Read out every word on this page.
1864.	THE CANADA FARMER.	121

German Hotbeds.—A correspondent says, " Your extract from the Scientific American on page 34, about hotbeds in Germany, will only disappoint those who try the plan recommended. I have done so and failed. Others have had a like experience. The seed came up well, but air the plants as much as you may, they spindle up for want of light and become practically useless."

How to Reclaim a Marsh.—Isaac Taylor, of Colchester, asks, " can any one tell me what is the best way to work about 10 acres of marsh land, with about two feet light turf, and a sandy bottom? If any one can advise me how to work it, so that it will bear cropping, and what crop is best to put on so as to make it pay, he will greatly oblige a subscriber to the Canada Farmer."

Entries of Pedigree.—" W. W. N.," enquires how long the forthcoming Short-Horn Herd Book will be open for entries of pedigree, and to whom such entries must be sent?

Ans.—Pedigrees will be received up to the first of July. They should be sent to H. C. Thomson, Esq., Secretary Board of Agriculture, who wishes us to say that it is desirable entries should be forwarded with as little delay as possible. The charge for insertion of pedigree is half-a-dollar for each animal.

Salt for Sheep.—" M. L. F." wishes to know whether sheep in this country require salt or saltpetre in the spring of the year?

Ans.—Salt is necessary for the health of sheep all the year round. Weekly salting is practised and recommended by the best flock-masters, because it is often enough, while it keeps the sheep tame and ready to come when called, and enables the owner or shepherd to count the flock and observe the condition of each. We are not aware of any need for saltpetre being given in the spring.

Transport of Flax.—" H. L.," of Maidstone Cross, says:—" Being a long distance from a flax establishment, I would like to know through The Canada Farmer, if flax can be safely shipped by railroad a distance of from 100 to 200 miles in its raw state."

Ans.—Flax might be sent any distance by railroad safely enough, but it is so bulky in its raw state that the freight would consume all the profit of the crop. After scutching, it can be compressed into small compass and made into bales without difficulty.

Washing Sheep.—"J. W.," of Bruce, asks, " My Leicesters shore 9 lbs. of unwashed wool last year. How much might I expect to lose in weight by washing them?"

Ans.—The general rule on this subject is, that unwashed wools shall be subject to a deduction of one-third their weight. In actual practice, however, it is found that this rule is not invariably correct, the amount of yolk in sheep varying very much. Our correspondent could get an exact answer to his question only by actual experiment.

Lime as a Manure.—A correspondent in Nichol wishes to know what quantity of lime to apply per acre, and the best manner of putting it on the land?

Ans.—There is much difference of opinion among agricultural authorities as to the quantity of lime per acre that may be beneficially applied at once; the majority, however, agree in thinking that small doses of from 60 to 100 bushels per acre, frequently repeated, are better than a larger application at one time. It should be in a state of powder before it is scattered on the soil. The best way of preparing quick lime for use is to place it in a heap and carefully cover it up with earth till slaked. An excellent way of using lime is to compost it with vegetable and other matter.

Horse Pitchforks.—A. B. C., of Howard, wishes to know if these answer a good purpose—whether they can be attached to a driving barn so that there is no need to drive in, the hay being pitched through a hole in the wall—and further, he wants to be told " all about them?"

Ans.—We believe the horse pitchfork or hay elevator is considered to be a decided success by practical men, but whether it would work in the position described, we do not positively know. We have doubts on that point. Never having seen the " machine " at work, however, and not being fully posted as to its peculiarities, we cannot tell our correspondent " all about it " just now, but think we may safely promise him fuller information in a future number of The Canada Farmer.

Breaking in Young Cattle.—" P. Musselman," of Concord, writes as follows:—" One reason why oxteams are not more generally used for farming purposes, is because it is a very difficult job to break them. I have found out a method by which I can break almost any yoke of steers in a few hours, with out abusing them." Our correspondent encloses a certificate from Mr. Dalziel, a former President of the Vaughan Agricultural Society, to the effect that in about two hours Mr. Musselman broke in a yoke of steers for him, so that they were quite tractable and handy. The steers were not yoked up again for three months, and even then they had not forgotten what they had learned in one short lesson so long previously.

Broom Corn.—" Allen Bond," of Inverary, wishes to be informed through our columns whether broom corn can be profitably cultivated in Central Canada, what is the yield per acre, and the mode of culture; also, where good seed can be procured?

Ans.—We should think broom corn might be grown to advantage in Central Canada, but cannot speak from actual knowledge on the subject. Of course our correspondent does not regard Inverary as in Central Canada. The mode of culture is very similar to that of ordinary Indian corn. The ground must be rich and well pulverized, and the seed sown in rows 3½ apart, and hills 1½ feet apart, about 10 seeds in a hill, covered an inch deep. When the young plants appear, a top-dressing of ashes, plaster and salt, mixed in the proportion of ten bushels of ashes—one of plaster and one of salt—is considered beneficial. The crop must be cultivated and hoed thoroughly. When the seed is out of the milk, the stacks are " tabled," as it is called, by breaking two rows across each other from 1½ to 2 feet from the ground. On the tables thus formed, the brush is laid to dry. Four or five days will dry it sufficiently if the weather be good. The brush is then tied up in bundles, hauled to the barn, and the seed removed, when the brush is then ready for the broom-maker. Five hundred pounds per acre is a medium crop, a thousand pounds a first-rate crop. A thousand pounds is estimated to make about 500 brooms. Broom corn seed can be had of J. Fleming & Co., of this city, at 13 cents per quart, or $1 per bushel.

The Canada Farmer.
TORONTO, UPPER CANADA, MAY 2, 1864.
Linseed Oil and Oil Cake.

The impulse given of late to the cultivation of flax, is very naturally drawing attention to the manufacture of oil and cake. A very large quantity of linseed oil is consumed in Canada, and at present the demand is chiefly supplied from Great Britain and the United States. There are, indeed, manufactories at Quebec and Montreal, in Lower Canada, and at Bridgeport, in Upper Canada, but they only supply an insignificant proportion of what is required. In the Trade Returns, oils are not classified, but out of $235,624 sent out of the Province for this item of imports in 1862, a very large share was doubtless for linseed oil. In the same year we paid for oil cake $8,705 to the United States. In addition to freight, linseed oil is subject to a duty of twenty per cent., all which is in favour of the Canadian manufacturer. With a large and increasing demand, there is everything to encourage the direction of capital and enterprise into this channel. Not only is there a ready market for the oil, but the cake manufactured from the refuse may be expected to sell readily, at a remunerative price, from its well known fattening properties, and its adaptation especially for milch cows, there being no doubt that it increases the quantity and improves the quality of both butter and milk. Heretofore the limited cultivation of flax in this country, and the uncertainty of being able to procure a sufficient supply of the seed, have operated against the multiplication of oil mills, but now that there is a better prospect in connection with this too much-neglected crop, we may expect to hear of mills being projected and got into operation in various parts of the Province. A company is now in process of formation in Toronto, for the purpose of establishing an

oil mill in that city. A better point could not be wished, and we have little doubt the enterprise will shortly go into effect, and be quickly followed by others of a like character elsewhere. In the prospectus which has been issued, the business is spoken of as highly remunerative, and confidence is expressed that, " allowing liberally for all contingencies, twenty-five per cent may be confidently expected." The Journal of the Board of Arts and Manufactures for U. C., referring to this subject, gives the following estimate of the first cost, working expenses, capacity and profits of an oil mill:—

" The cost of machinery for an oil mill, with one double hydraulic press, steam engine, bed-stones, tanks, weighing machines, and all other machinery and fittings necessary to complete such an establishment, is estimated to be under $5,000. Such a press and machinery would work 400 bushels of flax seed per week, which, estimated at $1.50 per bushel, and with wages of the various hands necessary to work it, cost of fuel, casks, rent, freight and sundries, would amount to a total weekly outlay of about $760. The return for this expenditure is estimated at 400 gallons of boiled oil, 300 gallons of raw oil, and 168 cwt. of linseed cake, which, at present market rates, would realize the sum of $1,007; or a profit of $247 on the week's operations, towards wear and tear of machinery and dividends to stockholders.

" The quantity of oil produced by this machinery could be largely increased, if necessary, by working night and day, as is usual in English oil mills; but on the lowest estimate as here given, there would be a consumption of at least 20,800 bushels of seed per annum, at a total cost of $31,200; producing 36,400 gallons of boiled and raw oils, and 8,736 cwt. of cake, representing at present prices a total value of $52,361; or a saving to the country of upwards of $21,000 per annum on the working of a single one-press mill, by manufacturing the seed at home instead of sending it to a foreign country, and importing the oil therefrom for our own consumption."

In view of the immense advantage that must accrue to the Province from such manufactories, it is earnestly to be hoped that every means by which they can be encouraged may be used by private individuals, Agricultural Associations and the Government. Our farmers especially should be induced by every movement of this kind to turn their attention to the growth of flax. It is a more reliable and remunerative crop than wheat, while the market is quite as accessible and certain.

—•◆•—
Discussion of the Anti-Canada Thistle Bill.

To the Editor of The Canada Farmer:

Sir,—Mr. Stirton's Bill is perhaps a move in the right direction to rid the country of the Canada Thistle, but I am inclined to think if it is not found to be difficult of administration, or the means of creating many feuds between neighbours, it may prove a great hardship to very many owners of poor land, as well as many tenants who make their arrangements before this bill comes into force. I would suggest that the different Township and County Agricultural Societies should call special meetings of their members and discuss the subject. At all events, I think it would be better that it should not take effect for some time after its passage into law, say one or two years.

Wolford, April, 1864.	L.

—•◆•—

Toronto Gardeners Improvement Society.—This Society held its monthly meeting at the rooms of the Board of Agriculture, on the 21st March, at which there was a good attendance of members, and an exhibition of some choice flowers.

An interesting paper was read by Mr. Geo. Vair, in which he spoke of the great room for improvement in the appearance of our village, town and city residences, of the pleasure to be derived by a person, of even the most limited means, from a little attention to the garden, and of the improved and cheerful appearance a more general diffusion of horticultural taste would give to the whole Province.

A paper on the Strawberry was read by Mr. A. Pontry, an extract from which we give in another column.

◆ ◆ ◆ ◆ ◆ ◆ ◆

■ Set exercise:
Show each line holding the word "pedigree".

■ Answer:
Entries of Pedigree.—" W. W. N.," enquires how long the forthcoming Short-Horn Herd Book will be open for entries of pedigree, and to whom such entries must be sent?
Ans.—Pedigrees will be received up to the first of July. They should be sent to H. C. Thomson, Esq., Secretary Board of Agriculture, who wishes us to say that it is desirable entries should be forwarded with as little delay as possible. The charge for insertion of pedigree is half-a-dollar for each animal.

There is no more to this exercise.